# [What you have to do]
Copy the material below word for word, starting at its first line and ending with the line that contains "map-canvas: ЦИАН xyxy=(184,0,640,480)", both included.

# [Material shown]

+===+

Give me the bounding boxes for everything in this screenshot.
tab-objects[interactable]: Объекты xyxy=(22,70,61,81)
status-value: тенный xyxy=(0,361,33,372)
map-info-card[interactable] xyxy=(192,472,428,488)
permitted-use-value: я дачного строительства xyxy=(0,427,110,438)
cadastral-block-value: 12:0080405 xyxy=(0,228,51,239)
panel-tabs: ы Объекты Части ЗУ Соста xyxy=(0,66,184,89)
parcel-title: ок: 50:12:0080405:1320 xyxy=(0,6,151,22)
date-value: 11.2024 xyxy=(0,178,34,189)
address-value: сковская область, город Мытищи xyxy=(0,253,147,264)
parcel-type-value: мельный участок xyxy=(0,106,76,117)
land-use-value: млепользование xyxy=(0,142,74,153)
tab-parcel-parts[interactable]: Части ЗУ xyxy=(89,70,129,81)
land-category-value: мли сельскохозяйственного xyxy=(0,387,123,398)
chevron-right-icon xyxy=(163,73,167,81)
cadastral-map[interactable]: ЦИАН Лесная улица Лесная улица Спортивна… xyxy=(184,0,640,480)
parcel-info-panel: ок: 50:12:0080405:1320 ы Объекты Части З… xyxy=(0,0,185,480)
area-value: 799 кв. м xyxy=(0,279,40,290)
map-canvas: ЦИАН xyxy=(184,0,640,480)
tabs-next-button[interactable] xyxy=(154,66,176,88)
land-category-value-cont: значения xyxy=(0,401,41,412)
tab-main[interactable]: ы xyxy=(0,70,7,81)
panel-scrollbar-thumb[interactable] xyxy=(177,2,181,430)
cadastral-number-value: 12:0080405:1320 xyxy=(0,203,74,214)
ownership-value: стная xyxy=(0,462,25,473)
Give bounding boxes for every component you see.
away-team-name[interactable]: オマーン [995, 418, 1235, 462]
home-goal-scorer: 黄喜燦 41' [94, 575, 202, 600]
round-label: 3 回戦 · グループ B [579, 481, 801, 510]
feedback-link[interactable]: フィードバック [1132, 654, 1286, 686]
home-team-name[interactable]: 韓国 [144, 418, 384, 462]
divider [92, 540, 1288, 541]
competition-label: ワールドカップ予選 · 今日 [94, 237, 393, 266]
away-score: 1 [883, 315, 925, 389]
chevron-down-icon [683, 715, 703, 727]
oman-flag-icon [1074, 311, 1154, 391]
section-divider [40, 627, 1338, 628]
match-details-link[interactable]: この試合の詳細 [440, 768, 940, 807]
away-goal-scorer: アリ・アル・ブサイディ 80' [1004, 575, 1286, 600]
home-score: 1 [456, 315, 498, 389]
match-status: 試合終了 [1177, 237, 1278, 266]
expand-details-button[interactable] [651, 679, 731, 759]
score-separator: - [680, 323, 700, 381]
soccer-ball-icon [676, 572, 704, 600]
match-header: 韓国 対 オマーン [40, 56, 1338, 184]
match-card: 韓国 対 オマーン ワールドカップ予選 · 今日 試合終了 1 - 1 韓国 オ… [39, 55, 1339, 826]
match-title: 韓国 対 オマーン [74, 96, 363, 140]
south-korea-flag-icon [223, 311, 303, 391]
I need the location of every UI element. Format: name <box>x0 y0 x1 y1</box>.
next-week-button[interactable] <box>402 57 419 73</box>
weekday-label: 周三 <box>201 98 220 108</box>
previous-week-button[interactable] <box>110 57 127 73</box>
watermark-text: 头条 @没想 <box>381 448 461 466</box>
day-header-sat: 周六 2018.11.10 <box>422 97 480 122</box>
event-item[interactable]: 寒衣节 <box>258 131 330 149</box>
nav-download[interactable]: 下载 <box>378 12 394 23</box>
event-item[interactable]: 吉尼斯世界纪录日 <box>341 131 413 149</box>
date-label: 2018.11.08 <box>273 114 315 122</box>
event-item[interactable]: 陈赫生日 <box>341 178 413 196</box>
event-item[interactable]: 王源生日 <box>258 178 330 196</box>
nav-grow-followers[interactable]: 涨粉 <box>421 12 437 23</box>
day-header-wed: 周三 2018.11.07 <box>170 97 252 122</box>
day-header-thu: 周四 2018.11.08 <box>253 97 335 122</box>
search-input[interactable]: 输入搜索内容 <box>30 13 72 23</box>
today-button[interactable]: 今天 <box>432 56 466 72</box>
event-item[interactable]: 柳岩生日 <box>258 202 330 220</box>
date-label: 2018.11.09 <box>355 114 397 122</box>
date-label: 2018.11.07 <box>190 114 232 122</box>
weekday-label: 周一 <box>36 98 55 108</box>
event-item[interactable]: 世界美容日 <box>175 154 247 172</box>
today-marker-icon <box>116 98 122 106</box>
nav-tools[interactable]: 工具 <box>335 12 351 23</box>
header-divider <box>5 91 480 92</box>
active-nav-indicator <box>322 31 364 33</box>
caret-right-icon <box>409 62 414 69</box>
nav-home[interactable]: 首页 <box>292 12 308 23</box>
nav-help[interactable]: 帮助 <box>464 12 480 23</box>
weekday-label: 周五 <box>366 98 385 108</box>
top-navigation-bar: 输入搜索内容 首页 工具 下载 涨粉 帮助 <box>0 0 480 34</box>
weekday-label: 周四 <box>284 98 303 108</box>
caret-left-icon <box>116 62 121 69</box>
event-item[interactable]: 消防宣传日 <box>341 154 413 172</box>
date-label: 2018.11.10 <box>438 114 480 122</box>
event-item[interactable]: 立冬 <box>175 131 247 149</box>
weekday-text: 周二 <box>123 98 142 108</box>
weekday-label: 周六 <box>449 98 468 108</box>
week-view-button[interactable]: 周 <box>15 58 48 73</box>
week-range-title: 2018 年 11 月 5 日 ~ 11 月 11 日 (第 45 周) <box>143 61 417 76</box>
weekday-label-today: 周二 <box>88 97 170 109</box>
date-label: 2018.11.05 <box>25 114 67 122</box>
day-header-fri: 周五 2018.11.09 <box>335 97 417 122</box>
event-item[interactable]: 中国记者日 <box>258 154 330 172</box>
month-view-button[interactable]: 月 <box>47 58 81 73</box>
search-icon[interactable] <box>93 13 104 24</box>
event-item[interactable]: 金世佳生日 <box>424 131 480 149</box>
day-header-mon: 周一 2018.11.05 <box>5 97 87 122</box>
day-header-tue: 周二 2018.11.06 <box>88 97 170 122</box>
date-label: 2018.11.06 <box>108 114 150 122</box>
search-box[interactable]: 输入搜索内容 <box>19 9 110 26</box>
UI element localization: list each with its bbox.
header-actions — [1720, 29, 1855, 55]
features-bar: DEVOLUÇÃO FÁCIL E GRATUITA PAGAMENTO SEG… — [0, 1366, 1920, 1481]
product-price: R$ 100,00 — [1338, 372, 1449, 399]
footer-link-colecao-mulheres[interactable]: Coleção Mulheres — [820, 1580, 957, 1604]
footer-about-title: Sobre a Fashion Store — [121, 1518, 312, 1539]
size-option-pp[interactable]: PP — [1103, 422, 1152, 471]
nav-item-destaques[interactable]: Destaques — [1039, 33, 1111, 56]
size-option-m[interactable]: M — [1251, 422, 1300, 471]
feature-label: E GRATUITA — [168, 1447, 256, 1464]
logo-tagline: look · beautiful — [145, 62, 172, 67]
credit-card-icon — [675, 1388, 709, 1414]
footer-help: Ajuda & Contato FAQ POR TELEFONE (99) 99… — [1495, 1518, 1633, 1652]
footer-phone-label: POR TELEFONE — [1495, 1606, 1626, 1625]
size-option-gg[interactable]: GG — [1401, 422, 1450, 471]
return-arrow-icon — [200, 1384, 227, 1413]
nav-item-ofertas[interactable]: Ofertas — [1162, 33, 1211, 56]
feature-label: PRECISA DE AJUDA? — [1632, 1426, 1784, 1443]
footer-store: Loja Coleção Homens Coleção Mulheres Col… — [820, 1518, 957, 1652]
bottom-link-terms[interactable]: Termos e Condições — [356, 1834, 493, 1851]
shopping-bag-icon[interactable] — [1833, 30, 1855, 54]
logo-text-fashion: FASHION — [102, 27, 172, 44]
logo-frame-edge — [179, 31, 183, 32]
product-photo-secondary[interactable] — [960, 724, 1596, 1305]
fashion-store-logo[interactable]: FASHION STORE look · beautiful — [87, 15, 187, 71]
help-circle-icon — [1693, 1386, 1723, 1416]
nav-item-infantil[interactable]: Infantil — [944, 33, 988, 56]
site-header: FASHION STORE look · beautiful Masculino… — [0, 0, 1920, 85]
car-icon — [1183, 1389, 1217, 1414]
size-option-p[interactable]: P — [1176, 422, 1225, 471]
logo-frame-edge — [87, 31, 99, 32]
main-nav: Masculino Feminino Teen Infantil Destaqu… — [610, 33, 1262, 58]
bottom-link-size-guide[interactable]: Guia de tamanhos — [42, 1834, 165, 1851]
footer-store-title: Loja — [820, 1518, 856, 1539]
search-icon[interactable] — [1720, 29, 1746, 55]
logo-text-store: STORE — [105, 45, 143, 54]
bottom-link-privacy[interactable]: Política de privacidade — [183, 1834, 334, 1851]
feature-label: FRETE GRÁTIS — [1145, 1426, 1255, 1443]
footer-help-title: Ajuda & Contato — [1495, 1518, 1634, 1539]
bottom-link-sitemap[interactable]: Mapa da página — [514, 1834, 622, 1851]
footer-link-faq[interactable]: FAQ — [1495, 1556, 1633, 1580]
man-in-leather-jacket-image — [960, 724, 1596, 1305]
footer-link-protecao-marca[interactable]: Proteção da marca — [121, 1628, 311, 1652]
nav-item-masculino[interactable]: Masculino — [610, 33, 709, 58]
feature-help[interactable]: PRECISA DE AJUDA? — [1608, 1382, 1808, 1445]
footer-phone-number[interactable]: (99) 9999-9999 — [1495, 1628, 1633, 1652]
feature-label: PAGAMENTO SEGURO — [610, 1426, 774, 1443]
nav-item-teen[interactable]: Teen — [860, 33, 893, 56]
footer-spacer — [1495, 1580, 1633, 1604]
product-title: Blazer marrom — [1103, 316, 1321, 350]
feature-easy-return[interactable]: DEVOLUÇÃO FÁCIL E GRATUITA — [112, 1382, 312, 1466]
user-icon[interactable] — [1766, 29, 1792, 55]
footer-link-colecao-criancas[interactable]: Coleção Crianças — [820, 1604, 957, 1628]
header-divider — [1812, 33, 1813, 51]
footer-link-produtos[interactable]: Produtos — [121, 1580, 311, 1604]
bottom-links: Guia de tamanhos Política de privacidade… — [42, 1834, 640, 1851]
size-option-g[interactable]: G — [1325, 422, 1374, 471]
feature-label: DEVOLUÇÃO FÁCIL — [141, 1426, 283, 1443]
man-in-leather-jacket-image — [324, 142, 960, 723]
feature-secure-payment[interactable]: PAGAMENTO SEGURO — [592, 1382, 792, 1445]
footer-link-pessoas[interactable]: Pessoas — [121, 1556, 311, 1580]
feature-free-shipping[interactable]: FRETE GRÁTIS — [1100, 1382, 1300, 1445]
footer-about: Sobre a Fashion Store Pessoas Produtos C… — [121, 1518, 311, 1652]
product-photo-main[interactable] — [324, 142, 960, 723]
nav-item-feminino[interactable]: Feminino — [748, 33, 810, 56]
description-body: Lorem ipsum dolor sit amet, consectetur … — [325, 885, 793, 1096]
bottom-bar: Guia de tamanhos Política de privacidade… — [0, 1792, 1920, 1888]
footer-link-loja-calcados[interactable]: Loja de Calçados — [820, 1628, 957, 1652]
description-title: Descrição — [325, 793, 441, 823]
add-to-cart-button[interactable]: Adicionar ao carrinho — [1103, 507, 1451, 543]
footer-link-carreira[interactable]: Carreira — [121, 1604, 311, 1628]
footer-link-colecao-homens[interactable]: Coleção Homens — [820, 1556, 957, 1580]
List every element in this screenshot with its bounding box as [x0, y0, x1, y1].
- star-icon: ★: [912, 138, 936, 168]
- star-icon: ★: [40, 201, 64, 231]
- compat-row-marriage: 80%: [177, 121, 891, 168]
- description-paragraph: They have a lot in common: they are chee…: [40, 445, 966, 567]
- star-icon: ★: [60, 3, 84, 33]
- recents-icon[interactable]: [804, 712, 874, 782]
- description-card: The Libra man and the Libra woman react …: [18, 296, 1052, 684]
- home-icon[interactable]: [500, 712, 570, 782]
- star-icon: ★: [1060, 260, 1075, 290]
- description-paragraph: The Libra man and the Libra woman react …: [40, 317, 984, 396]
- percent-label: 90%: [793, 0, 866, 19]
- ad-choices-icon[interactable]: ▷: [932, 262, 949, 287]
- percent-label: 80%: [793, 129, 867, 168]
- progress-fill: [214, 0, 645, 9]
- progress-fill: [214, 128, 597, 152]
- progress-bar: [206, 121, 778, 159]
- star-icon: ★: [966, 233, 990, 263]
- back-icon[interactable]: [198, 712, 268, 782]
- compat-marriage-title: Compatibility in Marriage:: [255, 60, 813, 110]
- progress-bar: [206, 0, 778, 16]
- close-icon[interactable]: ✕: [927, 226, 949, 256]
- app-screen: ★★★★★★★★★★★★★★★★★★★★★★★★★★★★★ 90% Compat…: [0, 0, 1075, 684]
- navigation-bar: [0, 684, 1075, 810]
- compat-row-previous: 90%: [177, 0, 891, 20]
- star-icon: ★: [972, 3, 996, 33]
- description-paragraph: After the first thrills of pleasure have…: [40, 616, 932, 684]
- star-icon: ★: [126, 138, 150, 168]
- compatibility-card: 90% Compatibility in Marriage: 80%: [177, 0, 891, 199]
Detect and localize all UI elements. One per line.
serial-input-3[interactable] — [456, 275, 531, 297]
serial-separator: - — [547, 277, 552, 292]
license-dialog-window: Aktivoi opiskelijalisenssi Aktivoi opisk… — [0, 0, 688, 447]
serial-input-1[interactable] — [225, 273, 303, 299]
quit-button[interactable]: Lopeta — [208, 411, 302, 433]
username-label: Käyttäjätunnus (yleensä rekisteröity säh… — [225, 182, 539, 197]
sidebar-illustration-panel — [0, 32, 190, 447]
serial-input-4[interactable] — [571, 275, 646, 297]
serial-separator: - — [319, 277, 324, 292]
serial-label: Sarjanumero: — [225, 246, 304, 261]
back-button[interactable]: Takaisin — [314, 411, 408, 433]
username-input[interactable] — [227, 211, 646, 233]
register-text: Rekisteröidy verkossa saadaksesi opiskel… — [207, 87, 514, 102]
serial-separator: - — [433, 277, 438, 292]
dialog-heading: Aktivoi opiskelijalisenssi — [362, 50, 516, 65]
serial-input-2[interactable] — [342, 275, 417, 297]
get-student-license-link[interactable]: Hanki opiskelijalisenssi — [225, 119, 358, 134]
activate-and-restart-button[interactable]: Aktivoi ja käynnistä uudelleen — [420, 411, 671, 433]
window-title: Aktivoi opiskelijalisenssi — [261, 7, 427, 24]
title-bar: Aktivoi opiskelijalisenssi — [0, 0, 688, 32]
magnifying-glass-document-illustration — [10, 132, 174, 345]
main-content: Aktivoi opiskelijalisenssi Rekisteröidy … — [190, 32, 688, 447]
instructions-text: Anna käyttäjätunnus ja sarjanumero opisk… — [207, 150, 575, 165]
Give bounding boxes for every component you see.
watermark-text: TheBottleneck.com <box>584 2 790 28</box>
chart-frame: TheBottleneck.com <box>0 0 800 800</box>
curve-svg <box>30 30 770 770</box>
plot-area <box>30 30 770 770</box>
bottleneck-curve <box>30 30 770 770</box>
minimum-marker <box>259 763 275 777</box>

+===+

# [Solution below]
Give me the bounding boxes for everything in this screenshot.
tab-objects[interactable]: Объекты xyxy=(22,70,61,81)
status-value: тенный xyxy=(0,361,33,372)
map-info-card[interactable] xyxy=(192,472,428,488)
permitted-use-value: я дачного строительства xyxy=(0,427,110,438)
cadastral-block-value: 12:0080405 xyxy=(0,228,51,239)
panel-tabs: ы Объекты Части ЗУ Соста xyxy=(0,66,184,89)
parcel-title: ок: 50:12:0080405:1320 xyxy=(0,6,151,22)
date-value: 11.2024 xyxy=(0,178,34,189)
address-value: сковская область, город Мытищи xyxy=(0,253,147,264)
parcel-type-value: мельный участок xyxy=(0,106,76,117)
land-use-value: млепользование xyxy=(0,142,74,153)
tab-parcel-parts[interactable]: Части ЗУ xyxy=(89,70,129,81)
land-category-value: мли сельскохозяйственного xyxy=(0,387,123,398)
chevron-right-icon xyxy=(163,73,167,81)
cadastral-map[interactable]: ЦИАН Лесная улица Лесная улица Спортивна… xyxy=(184,0,640,480)
parcel-info-panel: ок: 50:12:0080405:1320 ы Объекты Части З… xyxy=(0,0,185,480)
area-value: 799 кв. м xyxy=(0,279,40,290)
map-canvas: ЦИАН xyxy=(184,0,640,480)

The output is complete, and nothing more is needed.